→ Exercise
Your answer should consist of each line from the data below that contains "Shared".

→ Data shown
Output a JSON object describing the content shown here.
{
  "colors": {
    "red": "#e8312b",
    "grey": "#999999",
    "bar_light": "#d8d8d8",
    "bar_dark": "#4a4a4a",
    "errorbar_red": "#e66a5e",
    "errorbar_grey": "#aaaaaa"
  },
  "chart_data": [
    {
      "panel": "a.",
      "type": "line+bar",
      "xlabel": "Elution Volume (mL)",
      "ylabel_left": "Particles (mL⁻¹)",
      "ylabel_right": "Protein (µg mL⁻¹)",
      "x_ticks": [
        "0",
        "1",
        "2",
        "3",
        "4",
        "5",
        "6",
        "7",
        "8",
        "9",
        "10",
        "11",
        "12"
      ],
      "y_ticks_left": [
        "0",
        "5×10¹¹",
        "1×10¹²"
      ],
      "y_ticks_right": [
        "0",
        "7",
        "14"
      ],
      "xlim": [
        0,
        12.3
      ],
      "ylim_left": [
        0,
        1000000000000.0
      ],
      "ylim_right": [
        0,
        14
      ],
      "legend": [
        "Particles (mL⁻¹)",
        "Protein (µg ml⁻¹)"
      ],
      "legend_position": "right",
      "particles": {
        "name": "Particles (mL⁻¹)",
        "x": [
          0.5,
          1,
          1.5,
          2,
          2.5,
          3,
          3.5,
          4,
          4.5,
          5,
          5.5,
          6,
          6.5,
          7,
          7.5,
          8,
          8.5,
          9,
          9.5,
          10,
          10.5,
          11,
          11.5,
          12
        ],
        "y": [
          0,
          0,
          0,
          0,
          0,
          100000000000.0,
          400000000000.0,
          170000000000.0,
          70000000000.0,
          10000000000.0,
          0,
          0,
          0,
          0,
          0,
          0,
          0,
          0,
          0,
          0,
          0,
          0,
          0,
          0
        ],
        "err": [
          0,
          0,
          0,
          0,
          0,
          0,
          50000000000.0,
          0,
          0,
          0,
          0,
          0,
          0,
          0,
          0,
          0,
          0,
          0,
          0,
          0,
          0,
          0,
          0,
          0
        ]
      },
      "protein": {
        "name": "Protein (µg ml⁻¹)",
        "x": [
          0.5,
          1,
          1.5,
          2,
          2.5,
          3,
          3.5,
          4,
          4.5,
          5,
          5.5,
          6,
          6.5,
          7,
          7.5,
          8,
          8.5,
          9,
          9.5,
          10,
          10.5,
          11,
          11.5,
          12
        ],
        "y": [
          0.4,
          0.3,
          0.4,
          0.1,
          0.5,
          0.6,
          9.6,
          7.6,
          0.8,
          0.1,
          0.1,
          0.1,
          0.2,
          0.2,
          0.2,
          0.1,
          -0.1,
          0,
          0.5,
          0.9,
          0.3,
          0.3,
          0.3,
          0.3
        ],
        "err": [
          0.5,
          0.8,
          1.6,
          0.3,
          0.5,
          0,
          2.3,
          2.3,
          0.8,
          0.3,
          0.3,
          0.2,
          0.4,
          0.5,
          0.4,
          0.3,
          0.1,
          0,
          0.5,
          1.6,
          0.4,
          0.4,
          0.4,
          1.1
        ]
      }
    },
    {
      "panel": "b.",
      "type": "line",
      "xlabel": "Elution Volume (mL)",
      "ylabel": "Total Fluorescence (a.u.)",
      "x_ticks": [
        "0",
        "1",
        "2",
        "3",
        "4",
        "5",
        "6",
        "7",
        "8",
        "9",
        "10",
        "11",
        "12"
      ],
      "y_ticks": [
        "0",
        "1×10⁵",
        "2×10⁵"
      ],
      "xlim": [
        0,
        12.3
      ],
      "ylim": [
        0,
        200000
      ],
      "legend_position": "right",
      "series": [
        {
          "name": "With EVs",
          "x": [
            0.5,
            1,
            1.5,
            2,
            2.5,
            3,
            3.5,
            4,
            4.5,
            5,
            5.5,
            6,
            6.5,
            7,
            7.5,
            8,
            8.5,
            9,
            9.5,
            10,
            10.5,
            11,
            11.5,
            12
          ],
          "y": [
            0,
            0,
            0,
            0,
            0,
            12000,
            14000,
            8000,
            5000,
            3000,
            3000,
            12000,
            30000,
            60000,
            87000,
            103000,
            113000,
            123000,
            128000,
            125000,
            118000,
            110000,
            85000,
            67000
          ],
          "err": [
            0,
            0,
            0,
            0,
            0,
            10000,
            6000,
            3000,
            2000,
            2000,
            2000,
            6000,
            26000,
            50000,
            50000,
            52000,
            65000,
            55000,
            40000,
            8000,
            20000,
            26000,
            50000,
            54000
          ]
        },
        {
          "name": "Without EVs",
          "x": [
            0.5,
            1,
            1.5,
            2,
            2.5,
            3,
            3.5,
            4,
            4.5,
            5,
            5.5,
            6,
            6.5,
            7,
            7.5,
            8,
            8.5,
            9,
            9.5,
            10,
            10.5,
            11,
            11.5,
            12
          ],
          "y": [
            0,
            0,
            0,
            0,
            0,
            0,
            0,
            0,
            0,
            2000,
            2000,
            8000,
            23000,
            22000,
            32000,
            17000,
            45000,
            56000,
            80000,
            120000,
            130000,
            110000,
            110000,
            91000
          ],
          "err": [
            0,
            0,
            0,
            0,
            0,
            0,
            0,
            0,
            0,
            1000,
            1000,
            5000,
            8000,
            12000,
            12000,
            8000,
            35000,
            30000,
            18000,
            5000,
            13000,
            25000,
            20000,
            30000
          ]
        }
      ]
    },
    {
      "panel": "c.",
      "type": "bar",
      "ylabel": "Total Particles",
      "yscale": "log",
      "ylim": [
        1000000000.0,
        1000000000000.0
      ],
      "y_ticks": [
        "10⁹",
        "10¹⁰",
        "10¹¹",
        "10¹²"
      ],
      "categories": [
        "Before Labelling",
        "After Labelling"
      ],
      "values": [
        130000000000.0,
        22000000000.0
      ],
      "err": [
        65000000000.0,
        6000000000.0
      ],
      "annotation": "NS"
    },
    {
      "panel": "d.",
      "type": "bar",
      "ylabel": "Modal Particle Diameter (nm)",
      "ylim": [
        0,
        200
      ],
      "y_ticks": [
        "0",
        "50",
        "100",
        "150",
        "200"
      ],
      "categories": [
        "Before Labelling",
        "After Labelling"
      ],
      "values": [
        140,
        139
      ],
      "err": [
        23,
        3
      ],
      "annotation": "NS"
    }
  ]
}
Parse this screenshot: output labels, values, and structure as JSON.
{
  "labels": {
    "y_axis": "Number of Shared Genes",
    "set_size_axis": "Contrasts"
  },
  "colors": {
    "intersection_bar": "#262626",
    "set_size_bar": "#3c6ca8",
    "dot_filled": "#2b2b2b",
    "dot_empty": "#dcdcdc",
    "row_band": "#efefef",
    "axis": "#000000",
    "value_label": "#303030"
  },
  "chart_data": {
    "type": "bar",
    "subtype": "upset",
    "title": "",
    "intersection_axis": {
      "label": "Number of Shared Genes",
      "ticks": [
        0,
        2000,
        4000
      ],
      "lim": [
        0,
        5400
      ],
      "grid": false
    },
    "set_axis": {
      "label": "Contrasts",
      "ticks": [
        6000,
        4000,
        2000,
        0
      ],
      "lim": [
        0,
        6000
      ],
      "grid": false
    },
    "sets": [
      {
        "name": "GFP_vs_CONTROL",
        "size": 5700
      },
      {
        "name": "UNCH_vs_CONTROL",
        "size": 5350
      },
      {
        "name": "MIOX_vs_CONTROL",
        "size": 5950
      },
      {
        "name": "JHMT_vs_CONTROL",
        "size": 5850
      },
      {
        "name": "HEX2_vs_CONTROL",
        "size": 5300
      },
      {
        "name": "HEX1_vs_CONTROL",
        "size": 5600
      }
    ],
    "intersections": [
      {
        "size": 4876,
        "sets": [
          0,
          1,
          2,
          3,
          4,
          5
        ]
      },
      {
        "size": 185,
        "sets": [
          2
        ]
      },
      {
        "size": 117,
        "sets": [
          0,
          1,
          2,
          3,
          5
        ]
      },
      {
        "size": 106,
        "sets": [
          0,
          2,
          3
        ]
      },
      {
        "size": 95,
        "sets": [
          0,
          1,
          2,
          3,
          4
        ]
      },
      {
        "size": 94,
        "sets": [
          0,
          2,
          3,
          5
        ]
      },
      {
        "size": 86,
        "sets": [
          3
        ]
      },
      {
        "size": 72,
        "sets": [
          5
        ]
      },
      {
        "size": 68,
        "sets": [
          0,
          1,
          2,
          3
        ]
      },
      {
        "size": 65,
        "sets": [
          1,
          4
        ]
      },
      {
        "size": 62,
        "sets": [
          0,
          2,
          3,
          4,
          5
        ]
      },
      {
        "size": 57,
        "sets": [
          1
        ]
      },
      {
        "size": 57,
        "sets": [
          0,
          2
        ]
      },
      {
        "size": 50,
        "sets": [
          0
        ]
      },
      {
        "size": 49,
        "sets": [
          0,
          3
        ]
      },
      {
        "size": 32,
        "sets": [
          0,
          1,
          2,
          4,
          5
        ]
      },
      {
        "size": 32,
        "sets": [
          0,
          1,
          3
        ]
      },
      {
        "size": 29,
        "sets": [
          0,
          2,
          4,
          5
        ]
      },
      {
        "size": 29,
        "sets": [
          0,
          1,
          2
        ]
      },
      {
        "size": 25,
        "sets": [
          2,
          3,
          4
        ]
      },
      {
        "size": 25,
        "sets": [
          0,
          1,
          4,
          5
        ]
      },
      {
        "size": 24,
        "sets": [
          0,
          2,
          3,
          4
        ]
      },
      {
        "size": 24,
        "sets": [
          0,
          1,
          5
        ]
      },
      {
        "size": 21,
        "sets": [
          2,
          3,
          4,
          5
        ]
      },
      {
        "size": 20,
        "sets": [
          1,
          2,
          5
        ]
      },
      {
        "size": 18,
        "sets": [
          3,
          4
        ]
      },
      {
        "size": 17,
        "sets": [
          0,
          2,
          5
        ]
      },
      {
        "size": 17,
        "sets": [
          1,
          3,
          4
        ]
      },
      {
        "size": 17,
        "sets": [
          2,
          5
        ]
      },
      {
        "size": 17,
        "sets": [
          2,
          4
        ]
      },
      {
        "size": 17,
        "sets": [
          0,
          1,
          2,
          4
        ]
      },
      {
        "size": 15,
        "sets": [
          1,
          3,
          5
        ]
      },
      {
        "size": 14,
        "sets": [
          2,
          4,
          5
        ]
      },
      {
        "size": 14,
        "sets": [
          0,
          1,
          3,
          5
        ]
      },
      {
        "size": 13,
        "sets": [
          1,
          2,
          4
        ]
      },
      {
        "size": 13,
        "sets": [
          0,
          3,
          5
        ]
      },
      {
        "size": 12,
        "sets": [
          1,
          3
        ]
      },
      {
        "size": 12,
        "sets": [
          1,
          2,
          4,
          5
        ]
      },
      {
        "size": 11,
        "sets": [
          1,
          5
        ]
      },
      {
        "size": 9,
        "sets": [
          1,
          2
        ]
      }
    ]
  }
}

→ Solution to the problem
    "y_axis": "Number of Shared Genes",
      "label": "Number of Shared Genes",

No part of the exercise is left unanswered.